• Task requirements: How many lines in the records below contain the word "significance"? Give only the number.
+++ Stored records +++
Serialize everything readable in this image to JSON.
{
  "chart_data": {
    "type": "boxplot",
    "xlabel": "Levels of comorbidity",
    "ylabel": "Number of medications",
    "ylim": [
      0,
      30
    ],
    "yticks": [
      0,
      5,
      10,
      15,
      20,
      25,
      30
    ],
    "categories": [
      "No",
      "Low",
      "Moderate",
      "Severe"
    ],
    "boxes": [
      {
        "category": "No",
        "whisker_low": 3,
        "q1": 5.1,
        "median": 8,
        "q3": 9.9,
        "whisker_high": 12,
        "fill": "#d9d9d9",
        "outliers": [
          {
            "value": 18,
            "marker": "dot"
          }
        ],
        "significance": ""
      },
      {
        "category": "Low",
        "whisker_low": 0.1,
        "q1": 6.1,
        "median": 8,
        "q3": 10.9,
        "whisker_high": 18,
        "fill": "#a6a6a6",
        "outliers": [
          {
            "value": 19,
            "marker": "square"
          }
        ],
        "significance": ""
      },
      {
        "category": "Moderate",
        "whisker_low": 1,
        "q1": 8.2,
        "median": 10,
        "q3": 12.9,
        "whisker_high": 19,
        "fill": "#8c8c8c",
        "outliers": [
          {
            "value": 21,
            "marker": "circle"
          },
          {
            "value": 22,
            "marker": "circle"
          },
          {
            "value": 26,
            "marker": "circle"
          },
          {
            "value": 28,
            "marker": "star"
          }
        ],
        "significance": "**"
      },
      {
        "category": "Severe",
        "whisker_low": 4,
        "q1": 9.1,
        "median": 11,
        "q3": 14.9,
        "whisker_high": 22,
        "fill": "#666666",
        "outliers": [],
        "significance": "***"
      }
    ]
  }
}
+++
• Exercise result: 4